§ Prompt 1:
Decide whether each statement agrees with the reply about the CDC WDM driver patch, answering yes or no and quoting the deciding words of the reply. (a) The patch was reverted in ChromeOS kernel versions that had cherry-picked it. (b) The QC based Fibocomm FM101 modem was also broken by the patch. (c) The attached mbimcli output was produced while talking to the modem through ModemManager.
§ Prompt 2:
Answer these questions from the reply about the CDC WDM driver patch, one per line.
(a) According to the quoted patch description, what can service_outstanding_interrupt() race with?
(b) Which flag must be tested and not only set?
(c) Which modem's MBIM communication did the patch break?

§ Selected passage:
━━━━
Hey Oliver & Bjørn,
On 3/14/24 11:50, Oliver Neukum wrote:
> wdm_read() cannot race with itself. However, in
> service_outstanding_interrupt() it can race with the
> workqueue, which can be triggered by error handling.
>
> Hence we need to make sure that the WDM_RESPONDING
> flag is not just only set but tested.
>
> Fixes: afba937e540c9 ("USB: CDC WDM driver")
> Signed-off-by: Oliver Neukum <[email protected]>
We are not aware of all the details involved in this patch, but we had
to revert it in all the different ChromeOS kernel versions where we had
it cherry-picked, because it broke the MBIM communication with the Intel
XMM based Fibocomm L850 modem. Other modems shipped in Chromebooks like
the QC based Fibocomm FM101 don't seem to be affected.
Attached is an example output of mbimcli talking directly to the cdc-wdm
port (i.e. without ModemManager or the mbim-proxy). In the example, we
are receiving a bunch of different messages from previous mbimcli runs.
━━━━
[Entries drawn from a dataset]
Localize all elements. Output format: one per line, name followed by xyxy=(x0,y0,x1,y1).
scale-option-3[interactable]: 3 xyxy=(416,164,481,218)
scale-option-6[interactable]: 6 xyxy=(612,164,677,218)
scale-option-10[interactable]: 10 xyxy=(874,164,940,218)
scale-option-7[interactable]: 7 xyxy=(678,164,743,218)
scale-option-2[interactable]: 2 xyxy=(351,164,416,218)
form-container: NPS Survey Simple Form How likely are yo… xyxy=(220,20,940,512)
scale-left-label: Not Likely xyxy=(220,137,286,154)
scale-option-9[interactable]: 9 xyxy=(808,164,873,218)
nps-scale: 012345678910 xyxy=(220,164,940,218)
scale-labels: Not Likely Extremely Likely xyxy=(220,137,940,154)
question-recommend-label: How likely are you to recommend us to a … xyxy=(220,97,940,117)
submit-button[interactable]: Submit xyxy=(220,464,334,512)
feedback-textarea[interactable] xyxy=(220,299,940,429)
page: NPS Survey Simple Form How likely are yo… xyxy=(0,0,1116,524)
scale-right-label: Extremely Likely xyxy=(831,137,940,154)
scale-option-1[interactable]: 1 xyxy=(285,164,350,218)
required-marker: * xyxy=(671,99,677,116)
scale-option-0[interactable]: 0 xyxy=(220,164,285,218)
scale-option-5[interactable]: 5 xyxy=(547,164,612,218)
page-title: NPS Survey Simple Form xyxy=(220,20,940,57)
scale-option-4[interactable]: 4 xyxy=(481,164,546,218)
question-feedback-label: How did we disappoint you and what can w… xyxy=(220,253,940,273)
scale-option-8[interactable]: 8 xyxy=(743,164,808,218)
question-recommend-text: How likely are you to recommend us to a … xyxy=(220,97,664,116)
━━━━
§ Expected output 1:
(a) Yes: "we had to revert it in all the different ChromeOS kernel versions where we had it cherry-picked"
(b) No: "Other modems shipped in Chromebooks like the QC based Fibocomm FM101 don't seem to be affected."
(c) No: "talking directly to the cdc-wdm port (i.e. without ModemManager or the mbim-proxy)"

§ Expected output 2:
(a) The workqueue, which can be triggered by error handling.
(b) The WDM_RESPONDING flag.
(c) The Intel XMM based Fibocomm L850 modem.